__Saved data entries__
....................

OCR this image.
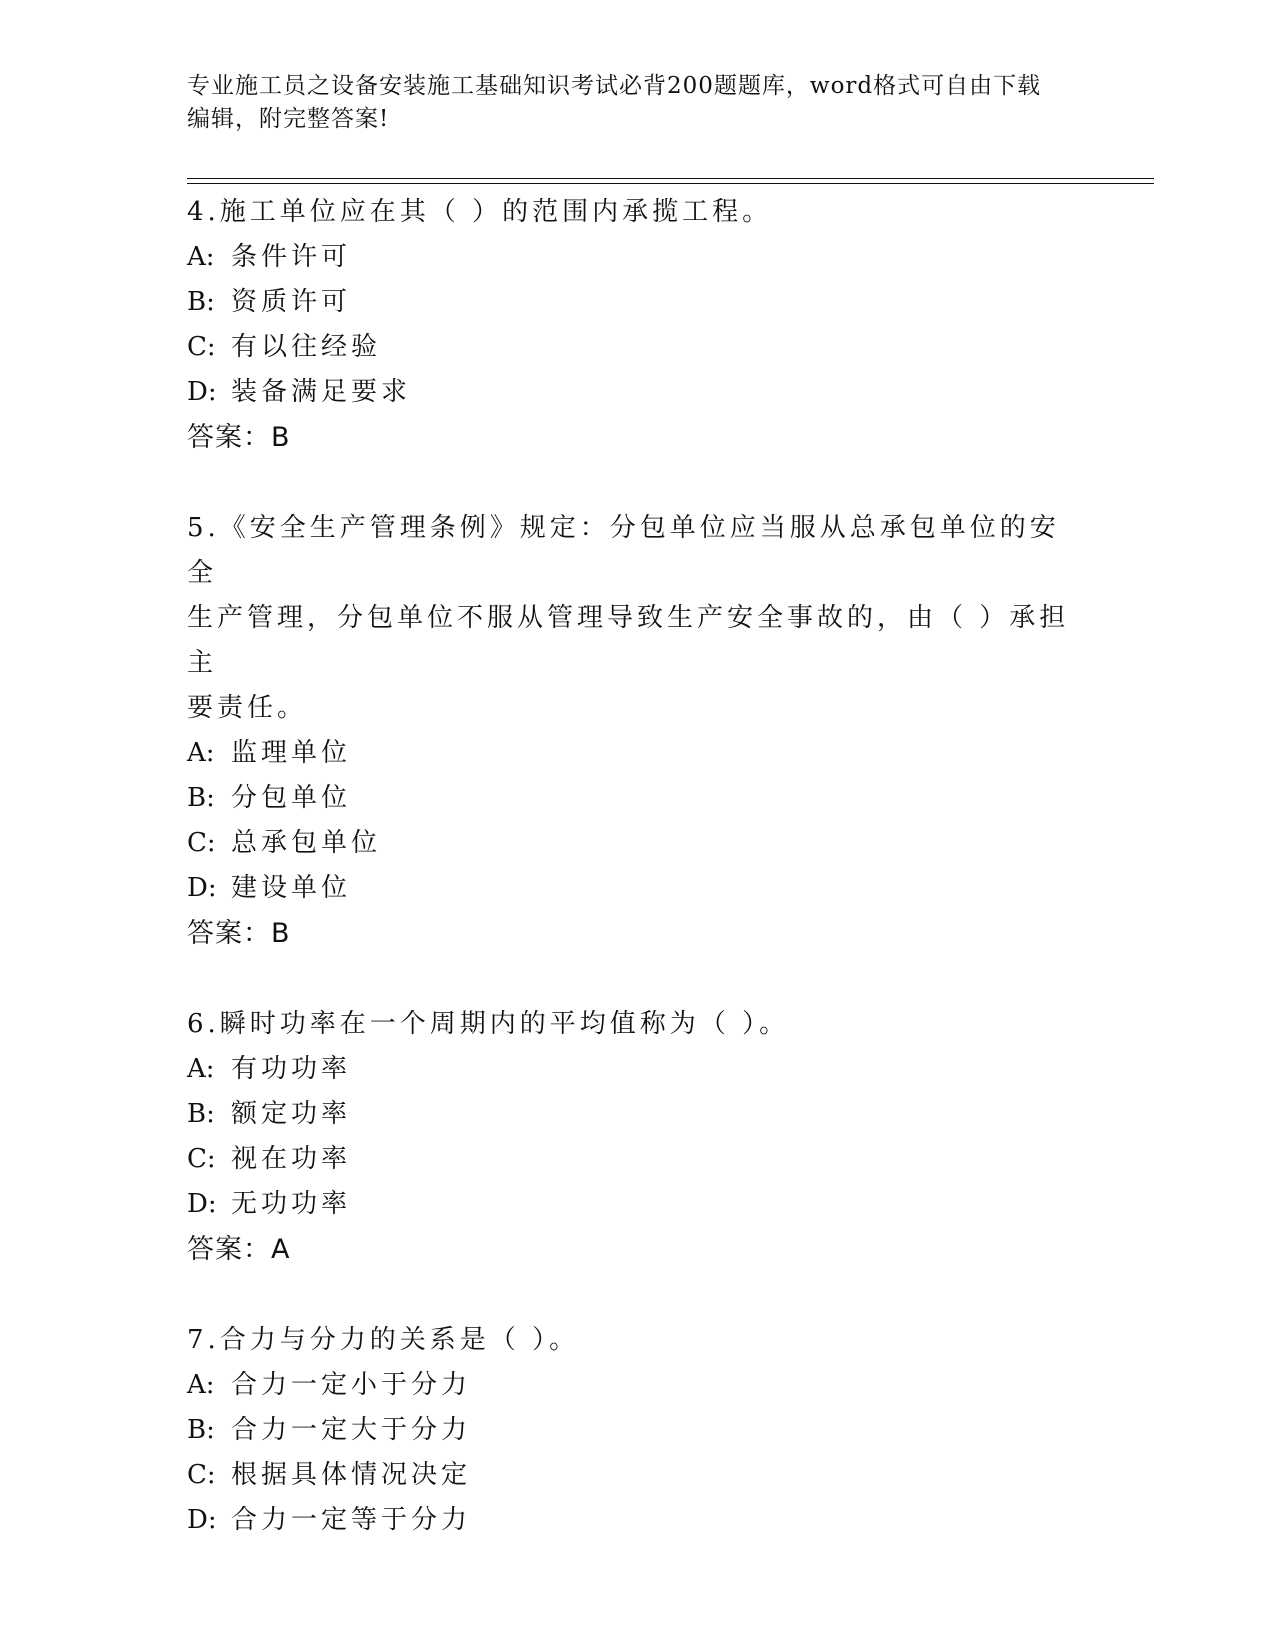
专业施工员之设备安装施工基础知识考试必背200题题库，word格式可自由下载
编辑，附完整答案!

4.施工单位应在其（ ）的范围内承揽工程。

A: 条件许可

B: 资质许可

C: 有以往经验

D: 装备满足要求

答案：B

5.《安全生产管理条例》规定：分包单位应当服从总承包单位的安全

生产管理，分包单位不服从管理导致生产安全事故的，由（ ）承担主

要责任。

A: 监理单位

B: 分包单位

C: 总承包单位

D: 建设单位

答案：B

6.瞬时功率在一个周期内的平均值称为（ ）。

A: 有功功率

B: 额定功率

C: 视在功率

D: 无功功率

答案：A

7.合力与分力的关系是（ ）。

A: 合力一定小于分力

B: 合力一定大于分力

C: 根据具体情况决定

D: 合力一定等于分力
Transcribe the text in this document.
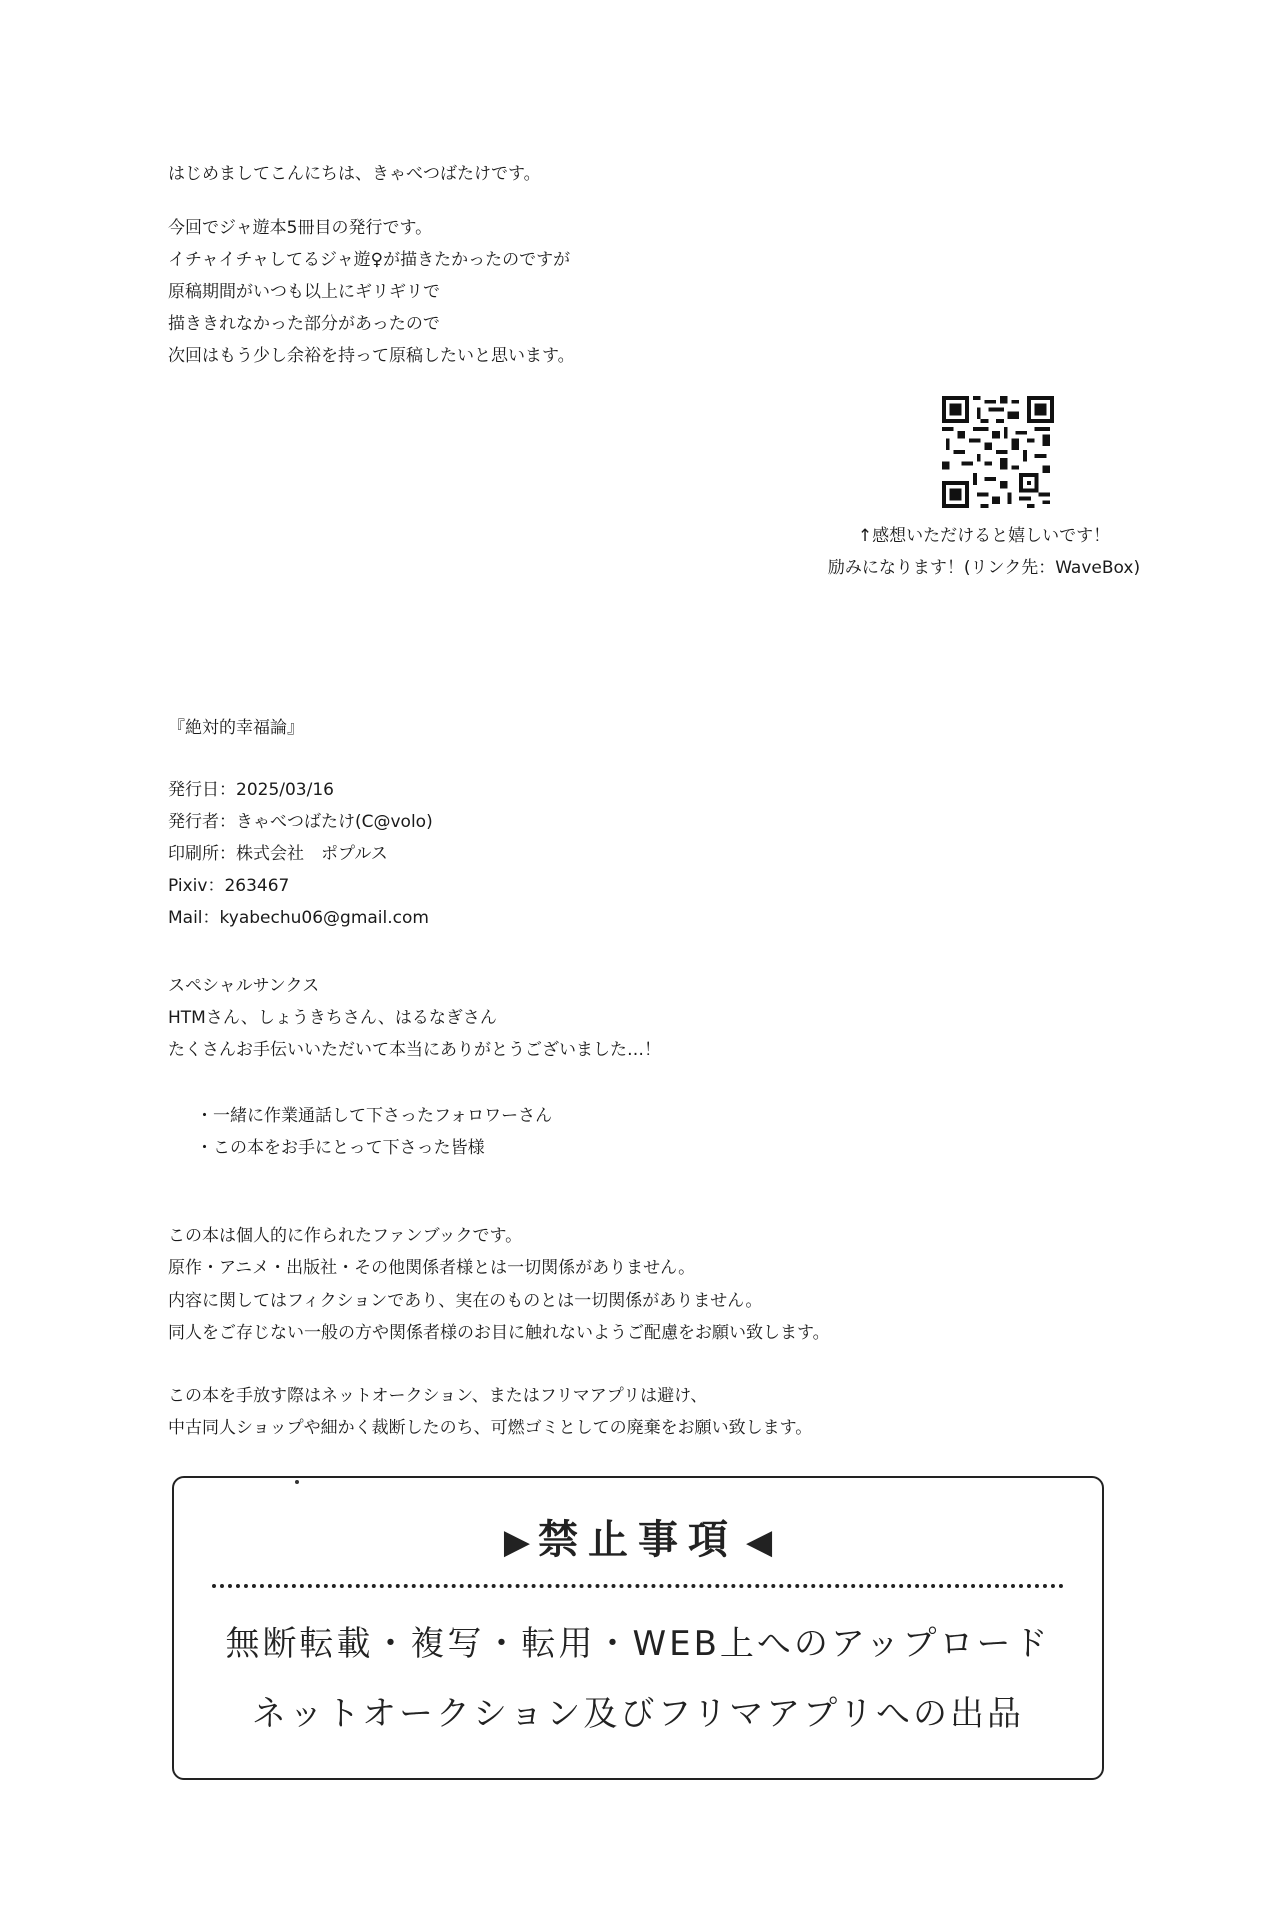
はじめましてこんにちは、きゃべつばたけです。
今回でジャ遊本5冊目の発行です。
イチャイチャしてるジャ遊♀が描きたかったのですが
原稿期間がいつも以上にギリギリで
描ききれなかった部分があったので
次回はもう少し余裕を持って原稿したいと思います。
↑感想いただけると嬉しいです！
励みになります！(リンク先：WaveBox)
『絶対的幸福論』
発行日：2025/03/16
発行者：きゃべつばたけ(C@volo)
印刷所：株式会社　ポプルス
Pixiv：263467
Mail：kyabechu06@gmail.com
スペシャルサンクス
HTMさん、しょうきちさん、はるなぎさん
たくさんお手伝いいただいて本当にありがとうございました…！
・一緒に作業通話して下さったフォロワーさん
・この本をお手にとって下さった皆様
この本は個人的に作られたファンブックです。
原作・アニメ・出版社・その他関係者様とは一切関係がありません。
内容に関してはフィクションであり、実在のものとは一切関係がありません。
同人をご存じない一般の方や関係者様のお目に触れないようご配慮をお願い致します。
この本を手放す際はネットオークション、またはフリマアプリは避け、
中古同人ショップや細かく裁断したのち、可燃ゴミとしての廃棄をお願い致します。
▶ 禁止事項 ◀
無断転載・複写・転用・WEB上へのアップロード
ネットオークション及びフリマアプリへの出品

....................

__Exercise task__
Omit the pictures, and quote the material above exactly as given.

__Task result__
OCR this image.
专业施工员之设备安装施工基础知识考试必背200题题库，word格式可自由下载
编辑，附完整答案!

4.施工单位应在其（ ）的范围内承揽工程。

A: 条件许可

B: 资质许可

C: 有以往经验

D: 装备满足要求

答案：B

5.《安全生产管理条例》规定：分包单位应当服从总承包单位的安全

生产管理，分包单位不服从管理导致生产安全事故的，由（ ）承担主

要责任。

A: 监理单位

B: 分包单位

C: 总承包单位

D: 建设单位

答案：B

6.瞬时功率在一个周期内的平均值称为（ ）。

A: 有功功率

B: 额定功率

C: 视在功率

D: 无功功率

答案：A

7.合力与分力的关系是（ ）。

A: 合力一定小于分力

B: 合力一定大于分力

C: 根据具体情况决定

D: 合力一定等于分力
Transcribe the text in this document.
はじめましてこんにちは、きゃべつばたけです。
今回でジャ遊本5冊目の発行です。
イチャイチャしてるジャ遊♀が描きたかったのですが
原稿期間がいつも以上にギリギリで
描ききれなかった部分があったので
次回はもう少し余裕を持って原稿したいと思います。
↑感想いただけると嬉しいです！
励みになります！(リンク先：WaveBox)
『絶対的幸福論』
発行日：2025/03/16
発行者：きゃべつばたけ(C@volo)
印刷所：株式会社　ポプルス
Pixiv：263467
Mail：kyabechu06@gmail.com
スペシャルサンクス
HTMさん、しょうきちさん、はるなぎさん
たくさんお手伝いいただいて本当にありがとうございました…！
・一緒に作業通話して下さったフォロワーさん
・この本をお手にとって下さった皆様
この本は個人的に作られたファンブックです。
原作・アニメ・出版社・その他関係者様とは一切関係がありません。
内容に関してはフィクションであり、実在のものとは一切関係がありません。
同人をご存じない一般の方や関係者様のお目に触れないようご配慮をお願い致します。
この本を手放す際はネットオークション、またはフリマアプリは避け、
中古同人ショップや細かく裁断したのち、可燃ゴミとしての廃棄をお願い致します。
▶ 禁止事項 ◀
無断転載・複写・転用・WEB上へのアップロード
ネットオークション及びフリマアプリへの出品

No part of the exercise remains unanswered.